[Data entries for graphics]
- - -
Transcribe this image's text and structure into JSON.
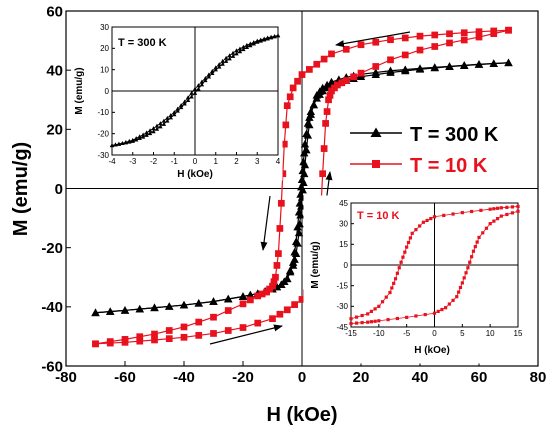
{
  "chart_data": [
    {
      "id": "main",
      "type": "line",
      "xlabel": "H (kOe)",
      "ylabel": "M (emu/g)",
      "xlim": [
        -80,
        80
      ],
      "ylim": [
        -60,
        60
      ],
      "xticks": [
        "-80",
        "-60",
        "-40",
        "-20",
        "0",
        "20",
        "40",
        "60",
        "80"
      ],
      "yticks": [
        "60",
        "40",
        "20",
        "0",
        "-20",
        "-40",
        "-60"
      ],
      "zero_lines": true,
      "grid": false,
      "legend_position": "right-middle",
      "series": [
        {
          "name": "T = 300 K",
          "color": "#000000",
          "marker": "triangle",
          "descending": [
            [
              70,
              42.5
            ],
            [
              60,
              42
            ],
            [
              50,
              41.3
            ],
            [
              40,
              40.6
            ],
            [
              30,
              39.8
            ],
            [
              20,
              38.6
            ],
            [
              15,
              37.6
            ],
            [
              10,
              36
            ],
            [
              7,
              34
            ],
            [
              5,
              31.5
            ],
            [
              3,
              25
            ],
            [
              2,
              18
            ],
            [
              1,
              8
            ],
            [
              0.5,
              2
            ],
            [
              0,
              -3
            ],
            [
              -0.5,
              -9
            ],
            [
              -1,
              -15
            ],
            [
              -2,
              -22
            ],
            [
              -3,
              -26
            ],
            [
              -5,
              -30.5
            ],
            [
              -7,
              -32.5
            ],
            [
              -10,
              -34
            ],
            [
              -15,
              -35.5
            ],
            [
              -20,
              -36.5
            ],
            [
              -30,
              -38.2
            ],
            [
              -40,
              -39.4
            ],
            [
              -50,
              -40.3
            ],
            [
              -60,
              -41.2
            ],
            [
              -70,
              -42
            ]
          ],
          "ascending": [
            [
              -70,
              -42
            ],
            [
              -60,
              -41.2
            ],
            [
              -50,
              -40.3
            ],
            [
              -40,
              -39.4
            ],
            [
              -30,
              -38.2
            ],
            [
              -20,
              -36.5
            ],
            [
              -15,
              -35.5
            ],
            [
              -10,
              -34
            ],
            [
              -7,
              -32.5
            ],
            [
              -5,
              -30.5
            ],
            [
              -3,
              -25
            ],
            [
              -2,
              -18
            ],
            [
              -1,
              -8
            ],
            [
              -0.5,
              -2
            ],
            [
              0,
              3
            ],
            [
              0.5,
              9
            ],
            [
              1,
              15
            ],
            [
              2,
              22
            ],
            [
              3,
              26
            ],
            [
              5,
              30.5
            ],
            [
              7,
              33
            ],
            [
              10,
              35
            ],
            [
              15,
              36.5
            ],
            [
              20,
              37.8
            ],
            [
              30,
              39.2
            ],
            [
              40,
              40.3
            ],
            [
              50,
              41.2
            ],
            [
              60,
              41.9
            ],
            [
              70,
              42.5
            ]
          ]
        },
        {
          "name": "T = 10 K",
          "color": "#e8121e",
          "marker": "square",
          "descending": [
            [
              70,
              53.5
            ],
            [
              60,
              53
            ],
            [
              50,
              52.3
            ],
            [
              40,
              51.5
            ],
            [
              30,
              50.3
            ],
            [
              20,
              48.6
            ],
            [
              10,
              45.5
            ],
            [
              5,
              42
            ],
            [
              0,
              38.5
            ],
            [
              -3,
              34
            ],
            [
              -5,
              28
            ],
            [
              -6,
              15
            ],
            [
              -7,
              -5
            ],
            [
              -8,
              -22
            ],
            [
              -9,
              -30
            ],
            [
              -10,
              -33
            ],
            [
              -12,
              -35
            ],
            [
              -15,
              -36.3
            ],
            [
              -20,
              -39
            ],
            [
              -30,
              -43.5
            ],
            [
              -40,
              -46.8
            ],
            [
              -50,
              -49.2
            ],
            [
              -60,
              -51
            ],
            [
              -70,
              -52.5
            ]
          ],
          "ascending": [
            [
              -70,
              -52.5
            ],
            [
              -60,
              -52
            ],
            [
              -50,
              -51.2
            ],
            [
              -40,
              -50.3
            ],
            [
              -30,
              -49
            ],
            [
              -20,
              -47
            ],
            [
              -10,
              -44
            ],
            [
              -5,
              -41
            ],
            [
              0,
              -37.5
            ],
            [
              3,
              -33
            ],
            [
              5,
              -27
            ],
            [
              6,
              -15
            ],
            [
              7,
              5
            ],
            [
              8,
              22
            ],
            [
              9,
              30
            ],
            [
              10,
              33
            ],
            [
              12,
              35
            ],
            [
              15,
              36.5
            ],
            [
              20,
              39
            ],
            [
              30,
              43.5
            ],
            [
              40,
              46.8
            ],
            [
              50,
              49.2
            ],
            [
              60,
              51.2
            ],
            [
              70,
              53.5
            ]
          ]
        }
      ],
      "legend": [
        {
          "label": "T = 300 K",
          "color": "#000000",
          "marker": "triangle"
        },
        {
          "label": "T = 10 K",
          "color": "#e8121e",
          "marker": "square"
        }
      ],
      "annotations": [
        "arrow top-right pointing left",
        "arrow bottom pointing right",
        "arrow left pointing down",
        "arrow right pointing up"
      ]
    },
    {
      "id": "inset_300K",
      "type": "line",
      "title": "T = 300 K",
      "xlabel": "H (kOe)",
      "ylabel": "M (emu/g)",
      "xlim": [
        -4,
        4
      ],
      "ylim": [
        -30,
        30
      ],
      "xticks": [
        "-4",
        "-3",
        "-2",
        "-1",
        "0",
        "1",
        "2",
        "3",
        "4"
      ],
      "yticks": [
        "30",
        "20",
        "10",
        "0",
        "-10",
        "-20",
        "-30"
      ],
      "series": [
        {
          "name": "T = 300 K",
          "color": "#000000",
          "marker": "triangle",
          "descending": [
            [
              4,
              26
            ],
            [
              3.5,
              25
            ],
            [
              3,
              23.5
            ],
            [
              2.5,
              21.5
            ],
            [
              2,
              19
            ],
            [
              1.5,
              15.5
            ],
            [
              1,
              11
            ],
            [
              0.5,
              6
            ],
            [
              0,
              1
            ],
            [
              -0.5,
              -5
            ],
            [
              -1,
              -10
            ],
            [
              -1.5,
              -14
            ],
            [
              -2,
              -17.5
            ],
            [
              -2.5,
              -20.5
            ],
            [
              -3,
              -23
            ],
            [
              -3.5,
              -24.5
            ],
            [
              -4,
              -25.5
            ]
          ],
          "ascending": [
            [
              -4,
              -25.5
            ],
            [
              -3.5,
              -24.5
            ],
            [
              -3,
              -23.5
            ],
            [
              -2.5,
              -21.5
            ],
            [
              -2,
              -19
            ],
            [
              -1.5,
              -15.5
            ],
            [
              -1,
              -11
            ],
            [
              -0.5,
              -6
            ],
            [
              0,
              -1
            ],
            [
              0.5,
              5
            ],
            [
              1,
              10
            ],
            [
              1.5,
              14
            ],
            [
              2,
              17.5
            ],
            [
              2.5,
              20.5
            ],
            [
              3,
              23
            ],
            [
              3.5,
              24.5
            ],
            [
              4,
              26
            ]
          ]
        }
      ]
    },
    {
      "id": "inset_10K",
      "type": "line",
      "title": "T = 10 K",
      "xlabel": "H (kOe)",
      "ylabel": "M (emu/g)",
      "xlim": [
        -15,
        15
      ],
      "ylim": [
        -45,
        45
      ],
      "xticks": [
        "-15",
        "-10",
        "-5",
        "0",
        "5",
        "10",
        "15"
      ],
      "yticks": [
        "45",
        "30",
        "15",
        "0",
        "-15",
        "-30",
        "-45"
      ],
      "series": [
        {
          "name": "T = 10 K",
          "color": "#e8121e",
          "marker": "square",
          "descending": [
            [
              15,
              42.5
            ],
            [
              12,
              41.5
            ],
            [
              10,
              40.5
            ],
            [
              5,
              38
            ],
            [
              0,
              35
            ],
            [
              -2,
              31
            ],
            [
              -4,
              23
            ],
            [
              -5,
              13
            ],
            [
              -6,
              2
            ],
            [
              -7,
              -10
            ],
            [
              -8,
              -20
            ],
            [
              -10,
              -30
            ],
            [
              -12,
              -35.5
            ],
            [
              -15,
              -39
            ]
          ],
          "ascending": [
            [
              -15,
              -42.5
            ],
            [
              -12,
              -41.5
            ],
            [
              -10,
              -40.5
            ],
            [
              -5,
              -38
            ],
            [
              0,
              -35
            ],
            [
              2,
              -31
            ],
            [
              4,
              -23
            ],
            [
              5,
              -13
            ],
            [
              6,
              -2
            ],
            [
              7,
              10
            ],
            [
              8,
              20
            ],
            [
              10,
              30
            ],
            [
              12,
              35.5
            ],
            [
              15,
              39
            ]
          ]
        }
      ]
    }
  ]
}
- - -
- _Your instructions_
Look through the data and show every line containing "arrow".

- _Answer to the problem_
        "arrow top-right pointing left",
        "arrow bottom pointing right",
        "arrow left pointing down",
        "arrow right pointing up"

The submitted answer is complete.